[Rows from a figure dataset]
──────

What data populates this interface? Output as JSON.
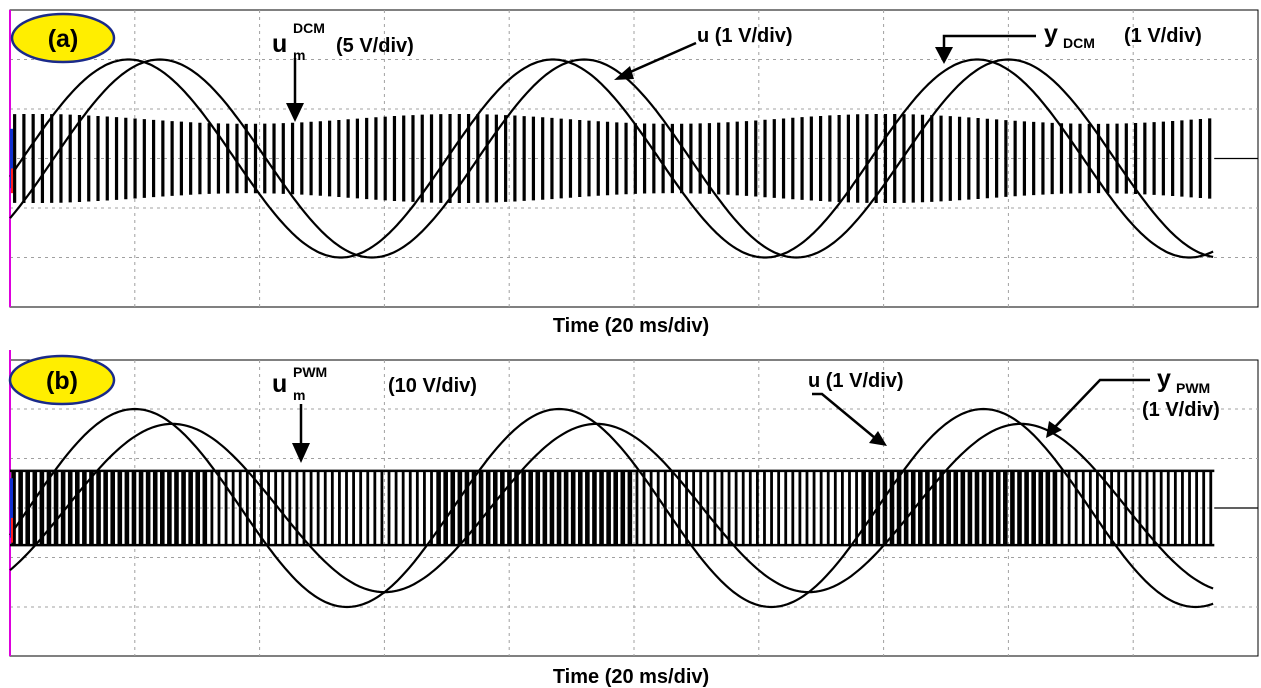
{
  "colors": {
    "background": "#ffffff",
    "grid": "#a0a0a0",
    "trace": "#000000",
    "badge_fill": "#ffee00",
    "badge_stroke": "#1a2a8a",
    "left_axis": "#dd00dd",
    "marker_red": "#ff2020",
    "marker_blue": "#1030d0"
  },
  "icons": {
    "arrow": "arrow-pointer-icon"
  },
  "panels": [
    {
      "tag": "(a)",
      "xlabel": "Time (20 ms/div)",
      "labels": {
        "um_main": "u",
        "um_sub": "m",
        "um_sup": "DCM",
        "um_scale": "(5 V/div)",
        "u": "u (1 V/div)",
        "y_main": "y",
        "y_sub": "DCM",
        "y_scale": "(1 V/div)",
        "y_scale2": ""
      }
    },
    {
      "tag": "(b)",
      "xlabel": "Time (20 ms/div)",
      "labels": {
        "um_main": "u",
        "um_sub": "m",
        "um_sup": "PWM",
        "um_scale": "(10 V/div)",
        "u": "u (1 V/div)",
        "y_main": "y",
        "y_sub": "PWM",
        "y_scale": "",
        "y_scale2": "(1 V/div)"
      }
    }
  ],
  "chart_data": [
    {
      "type": "line",
      "title": "(a)",
      "xlabel": "Time (20 ms/div)",
      "x_unit": "div",
      "xlim": [
        0,
        10
      ],
      "ylim": [
        -3,
        3
      ],
      "grid": true,
      "series": [
        {
          "name": "u (1 V/div)",
          "kind": "sine",
          "amplitude_div": 2.0,
          "period_div": 3.4,
          "crest_div": 1.2
        },
        {
          "name": "y (1 V/div)",
          "kind": "sine",
          "amplitude_div": 2.0,
          "period_div": 3.4,
          "crest_div": 0.95
        },
        {
          "name": "u (5 V/div)",
          "kind": "switching",
          "envelope_mean_div": 0.8,
          "envelope_swing_div": 0.1,
          "pulse_count": 130
        }
      ]
    },
    {
      "type": "line",
      "title": "(b)",
      "xlabel": "Time (20 ms/div)",
      "x_unit": "div",
      "xlim": [
        0,
        10
      ],
      "ylim": [
        -3,
        3
      ],
      "grid": true,
      "series": [
        {
          "name": "u (1 V/div)",
          "kind": "sine",
          "amplitude_div": 2.0,
          "period_div": 3.4,
          "crest_div": 1.0
        },
        {
          "name": "y (1 V/div)",
          "kind": "sine",
          "amplitude_div": 1.7,
          "period_div": 3.4,
          "crest_div": 1.3
        },
        {
          "name": "u (10 V/div)",
          "kind": "pwm",
          "level_div": 0.75,
          "pulse_count": 170,
          "dense_blocks_div": [
            [
              0.0,
              1.6
            ],
            [
              3.4,
              5.0
            ],
            [
              6.8,
              8.4
            ]
          ]
        }
      ]
    }
  ]
}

──────

From the material above, copy everything exactly but the pictures.

What data populates this interface? Output as JSON.
{
  "colors": {
    "background": "#ffffff",
    "grid": "#a0a0a0",
    "trace": "#000000",
    "badge_fill": "#ffee00",
    "badge_stroke": "#1a2a8a",
    "left_axis": "#dd00dd",
    "marker_red": "#ff2020",
    "marker_blue": "#1030d0"
  },
  "icons": {
    "arrow": "arrow-pointer-icon"
  },
  "panels": [
    {
      "tag": "(a)",
      "xlabel": "Time (20 ms/div)",
      "labels": {
        "um_main": "u",
        "um_sub": "m",
        "um_sup": "DCM",
        "um_scale": "(5 V/div)",
        "u": "u (1 V/div)",
        "y_main": "y",
        "y_sub": "DCM",
        "y_scale": "(1 V/div)",
        "y_scale2": ""
      }
    },
    {
      "tag": "(b)",
      "xlabel": "Time (20 ms/div)",
      "labels": {
        "um_main": "u",
        "um_sub": "m",
        "um_sup": "PWM",
        "um_scale": "(10 V/div)",
        "u": "u (1 V/div)",
        "y_main": "y",
        "y_sub": "PWM",
        "y_scale": "",
        "y_scale2": "(1 V/div)"
      }
    }
  ],
  "chart_data": [
    {
      "type": "line",
      "title": "(a)",
      "xlabel": "Time (20 ms/div)",
      "x_unit": "div",
      "xlim": [
        0,
        10
      ],
      "ylim": [
        -3,
        3
      ],
      "grid": true,
      "series": [
        {
          "name": "u (1 V/div)",
          "kind": "sine",
          "amplitude_div": 2.0,
          "period_div": 3.4,
          "crest_div": 1.2
        },
        {
          "name": "y (1 V/div)",
          "kind": "sine",
          "amplitude_div": 2.0,
          "period_div": 3.4,
          "crest_div": 0.95
        },
        {
          "name": "u (5 V/div)",
          "kind": "switching",
          "envelope_mean_div": 0.8,
          "envelope_swing_div": 0.1,
          "pulse_count": 130
        }
      ]
    },
    {
      "type": "line",
      "title": "(b)",
      "xlabel": "Time (20 ms/div)",
      "x_unit": "div",
      "xlim": [
        0,
        10
      ],
      "ylim": [
        -3,
        3
      ],
      "grid": true,
      "series": [
        {
          "name": "u (1 V/div)",
          "kind": "sine",
          "amplitude_div": 2.0,
          "period_div": 3.4,
          "crest_div": 1.0
        },
        {
          "name": "y (1 V/div)",
          "kind": "sine",
          "amplitude_div": 1.7,
          "period_div": 3.4,
          "crest_div": 1.3
        },
        {
          "name": "u (10 V/div)",
          "kind": "pwm",
          "level_div": 0.75,
          "pulse_count": 170,
          "dense_blocks_div": [
            [
              0.0,
              1.6
            ],
            [
              3.4,
              5.0
            ],
            [
              6.8,
              8.4
            ]
          ]
        }
      ]
    }
  ]
}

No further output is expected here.